>> Begin Data supplied

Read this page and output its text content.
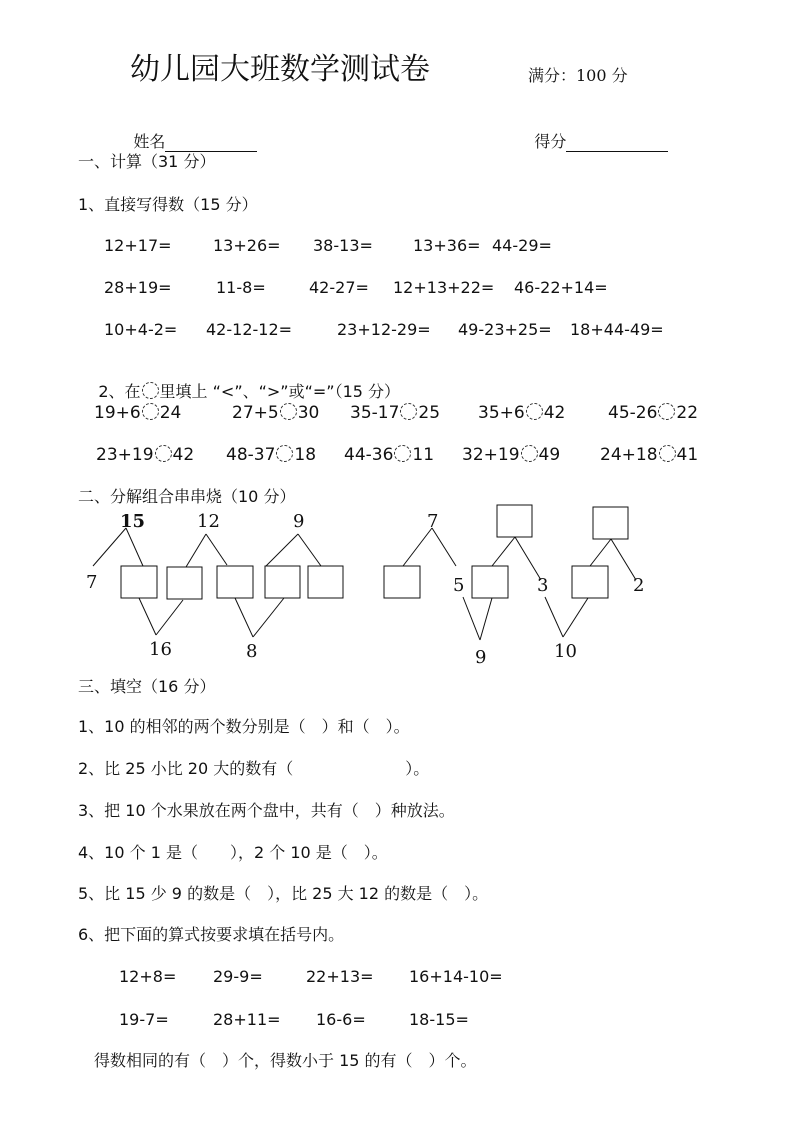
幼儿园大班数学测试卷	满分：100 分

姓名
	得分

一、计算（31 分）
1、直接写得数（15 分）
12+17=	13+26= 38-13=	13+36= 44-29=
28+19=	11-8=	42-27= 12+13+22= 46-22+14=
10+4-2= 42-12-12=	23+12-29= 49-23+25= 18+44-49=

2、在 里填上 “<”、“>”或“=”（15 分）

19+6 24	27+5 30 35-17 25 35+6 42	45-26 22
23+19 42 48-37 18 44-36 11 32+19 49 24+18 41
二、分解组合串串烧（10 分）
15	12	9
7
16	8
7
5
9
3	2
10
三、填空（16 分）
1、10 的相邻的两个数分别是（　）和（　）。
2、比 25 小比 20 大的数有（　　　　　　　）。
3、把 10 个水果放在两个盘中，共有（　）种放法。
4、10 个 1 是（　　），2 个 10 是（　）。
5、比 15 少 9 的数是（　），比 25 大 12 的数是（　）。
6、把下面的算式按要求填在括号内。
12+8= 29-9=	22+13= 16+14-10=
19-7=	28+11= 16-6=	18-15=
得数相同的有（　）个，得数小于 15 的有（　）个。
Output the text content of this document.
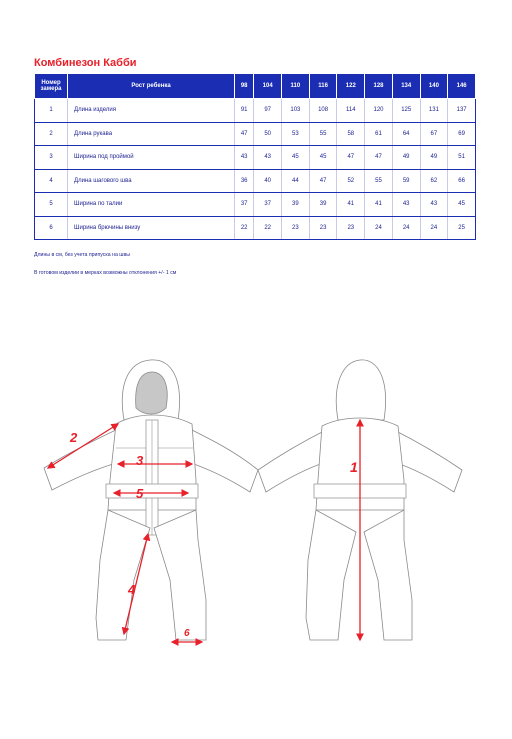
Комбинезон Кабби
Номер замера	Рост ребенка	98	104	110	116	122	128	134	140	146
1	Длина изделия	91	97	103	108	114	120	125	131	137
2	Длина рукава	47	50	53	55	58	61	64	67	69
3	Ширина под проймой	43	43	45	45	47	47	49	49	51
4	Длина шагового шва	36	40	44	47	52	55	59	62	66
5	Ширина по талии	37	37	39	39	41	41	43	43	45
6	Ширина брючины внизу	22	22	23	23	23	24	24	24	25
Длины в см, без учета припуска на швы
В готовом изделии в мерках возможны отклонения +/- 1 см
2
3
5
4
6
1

>> End Data supplied
>> Begin Data supplied

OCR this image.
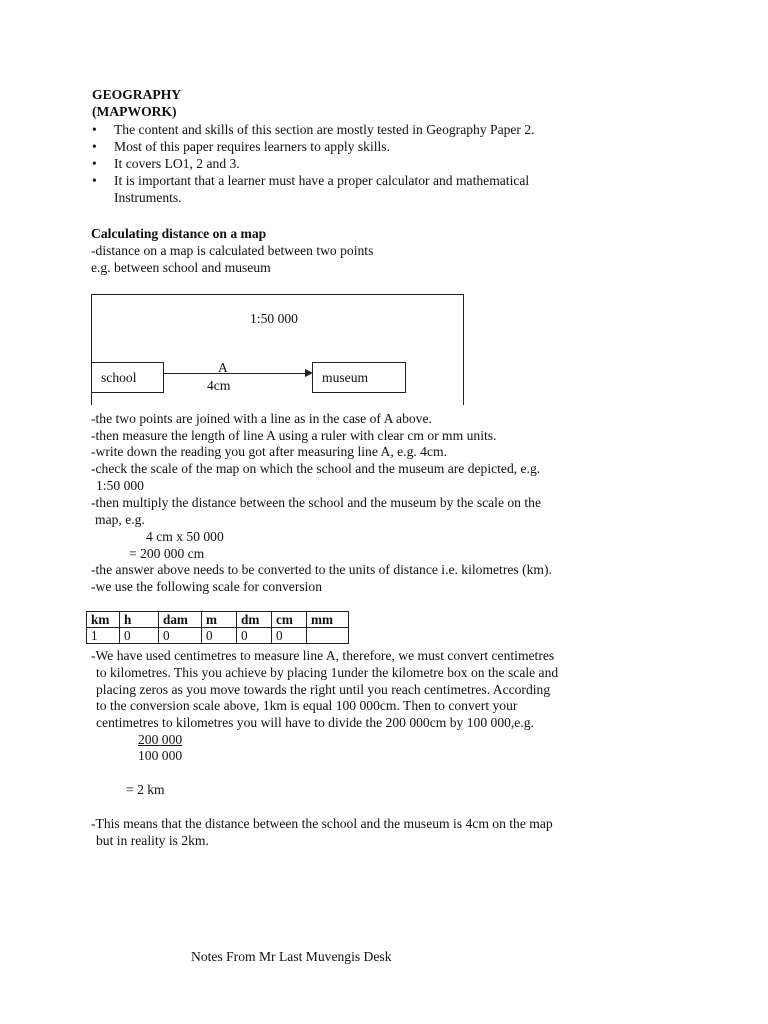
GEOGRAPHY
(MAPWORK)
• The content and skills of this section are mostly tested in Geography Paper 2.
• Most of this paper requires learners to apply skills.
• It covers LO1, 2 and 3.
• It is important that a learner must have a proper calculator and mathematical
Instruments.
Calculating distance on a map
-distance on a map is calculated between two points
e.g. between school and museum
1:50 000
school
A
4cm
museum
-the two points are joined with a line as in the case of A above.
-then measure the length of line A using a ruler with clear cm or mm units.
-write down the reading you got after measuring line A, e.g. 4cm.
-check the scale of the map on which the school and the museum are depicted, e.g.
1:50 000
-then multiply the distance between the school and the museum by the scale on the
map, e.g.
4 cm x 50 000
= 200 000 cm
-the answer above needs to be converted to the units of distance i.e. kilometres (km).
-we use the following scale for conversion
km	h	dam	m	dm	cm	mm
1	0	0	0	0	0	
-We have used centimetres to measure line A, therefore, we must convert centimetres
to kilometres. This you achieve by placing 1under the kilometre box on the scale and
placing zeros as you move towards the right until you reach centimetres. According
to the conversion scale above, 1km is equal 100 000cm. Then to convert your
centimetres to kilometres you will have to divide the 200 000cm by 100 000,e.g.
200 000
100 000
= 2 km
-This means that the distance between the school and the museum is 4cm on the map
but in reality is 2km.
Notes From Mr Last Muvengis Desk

>> End Data supplied
>> Begin Data supplied

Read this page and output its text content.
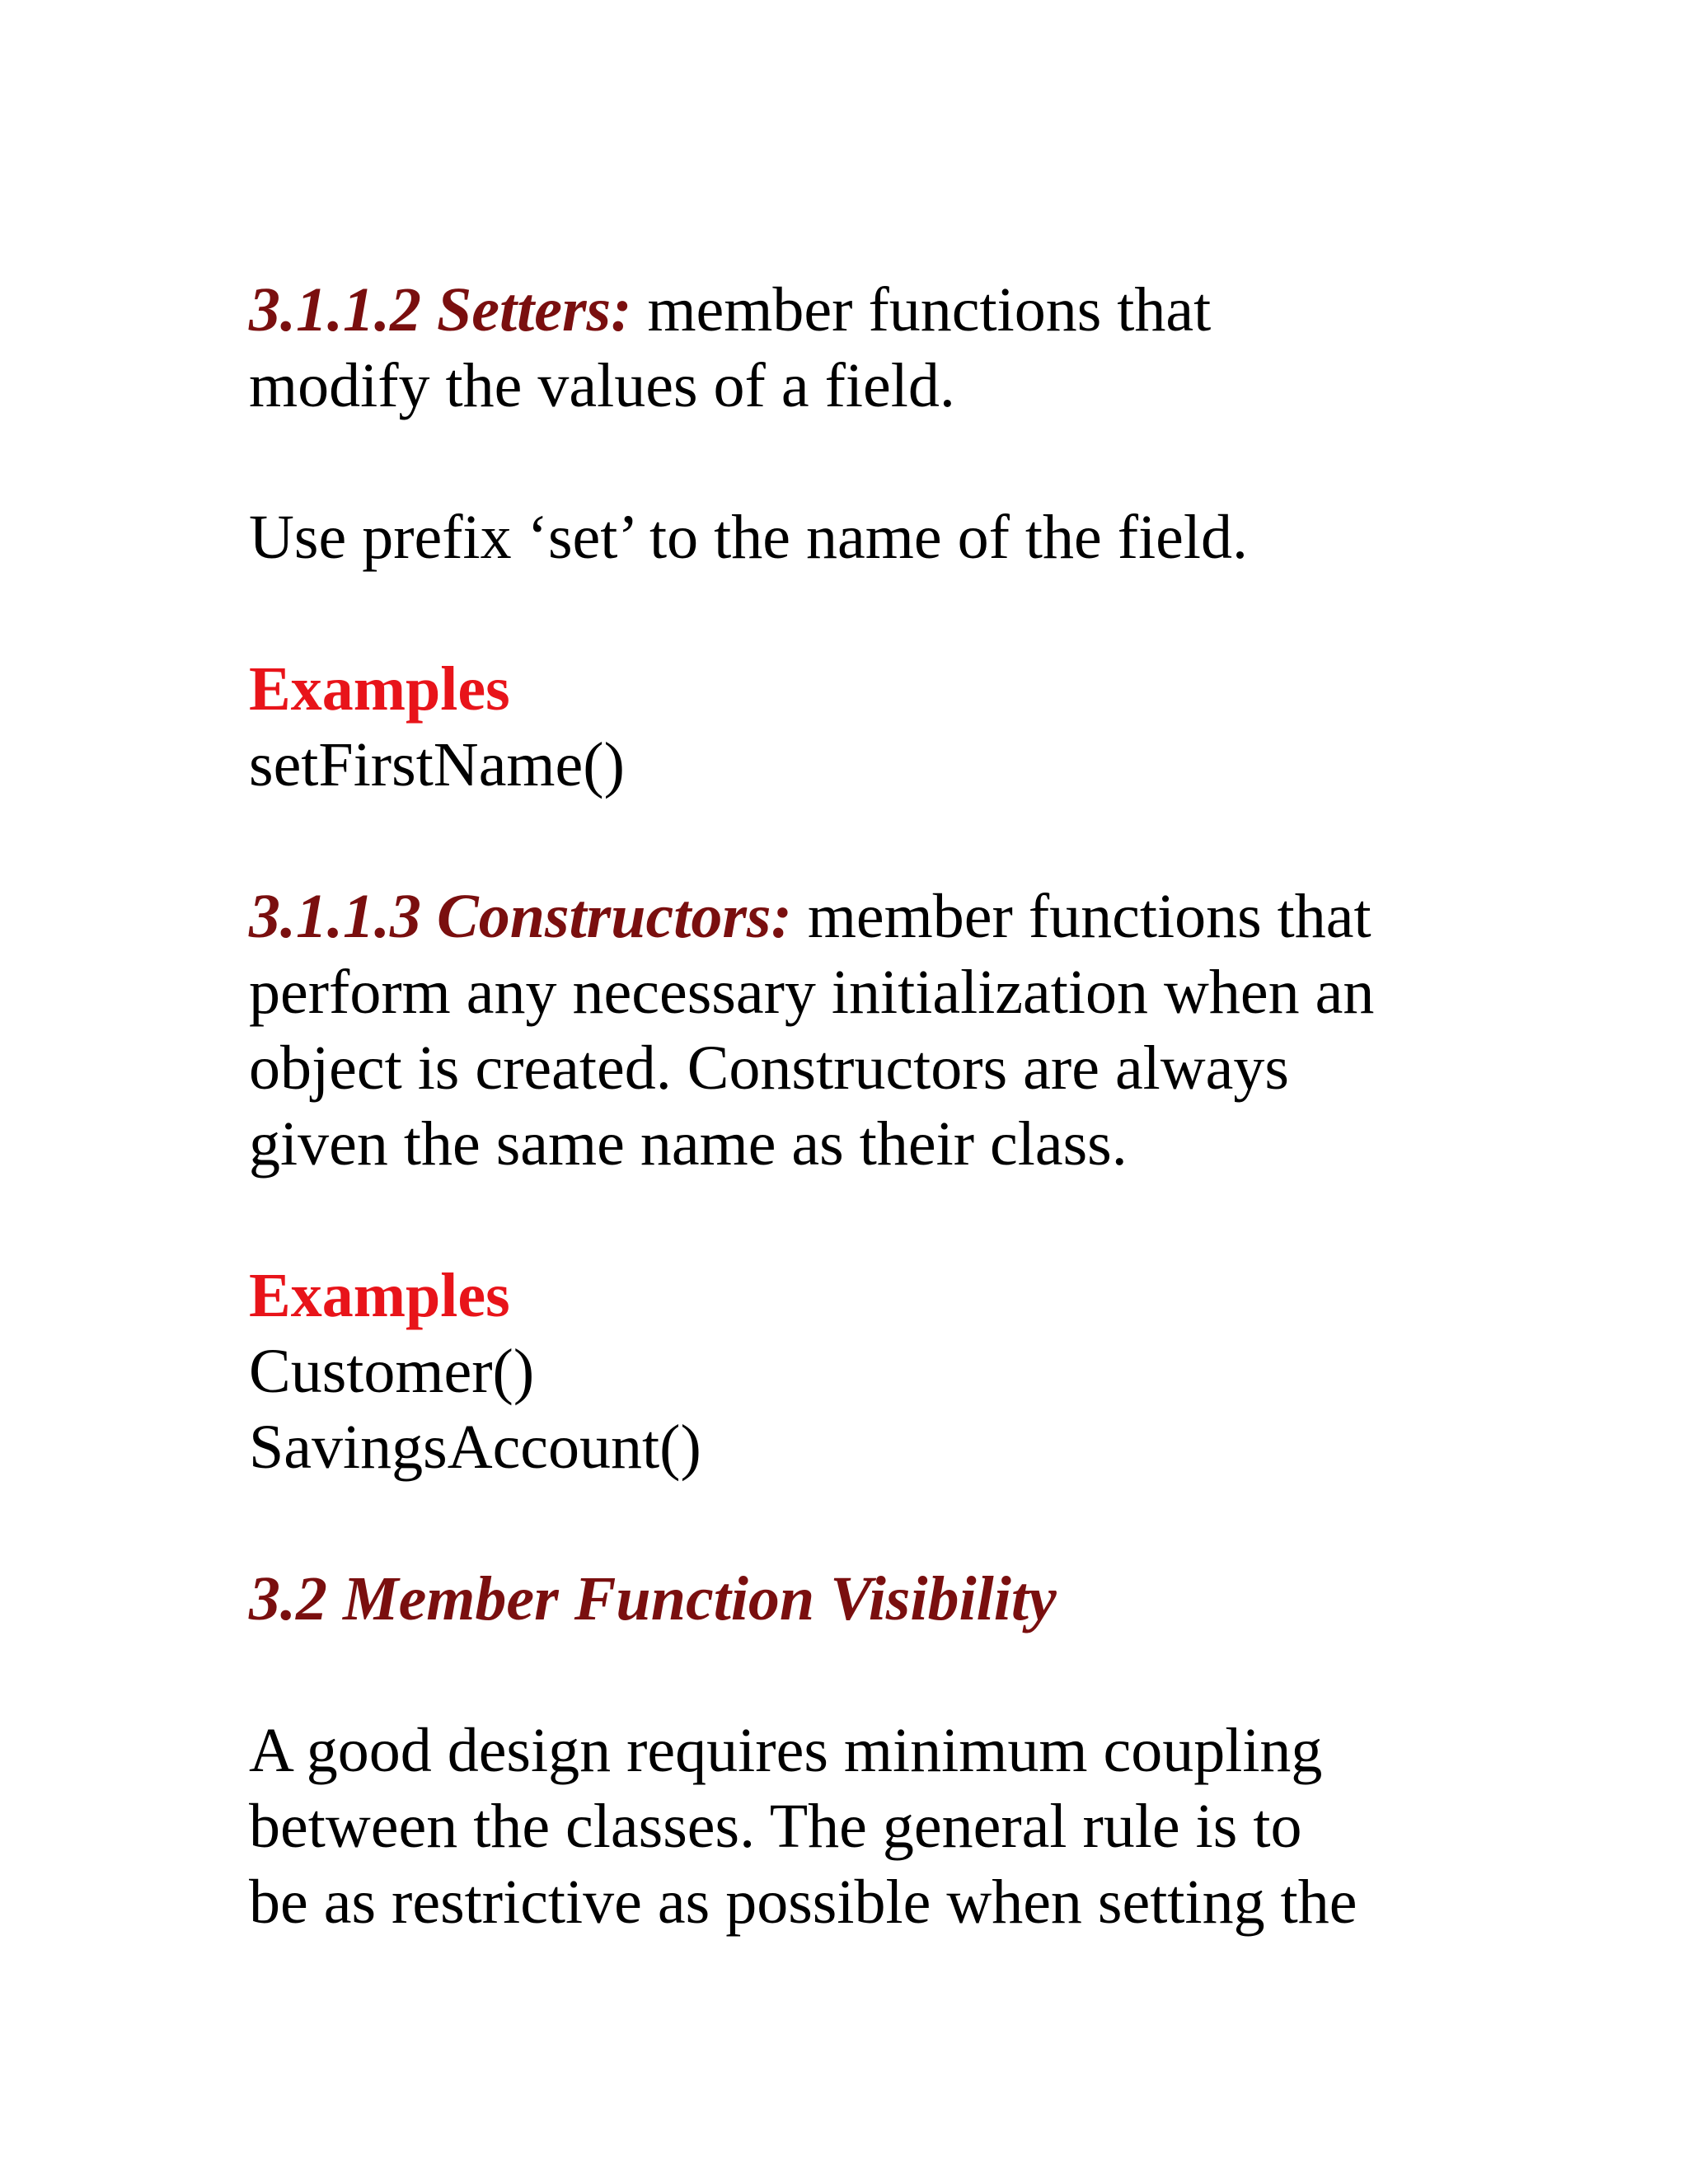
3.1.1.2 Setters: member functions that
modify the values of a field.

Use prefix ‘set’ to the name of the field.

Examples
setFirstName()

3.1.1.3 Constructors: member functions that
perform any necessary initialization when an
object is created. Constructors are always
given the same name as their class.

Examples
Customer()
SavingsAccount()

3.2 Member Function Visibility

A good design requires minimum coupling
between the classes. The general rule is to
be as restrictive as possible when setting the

>> End Data supplied

Directive —
Search the material above for "distance". Pull out each line where it shows up.

Written reply —
Calculating distance on a map
-distance on a map is calculated between two points
-then multiply the distance between the school and the museum by the scale on the
-the answer above needs to be converted to the units of distance i.e. kilometres (km).
-This means that the distance between the school and the museum is 4cm on the map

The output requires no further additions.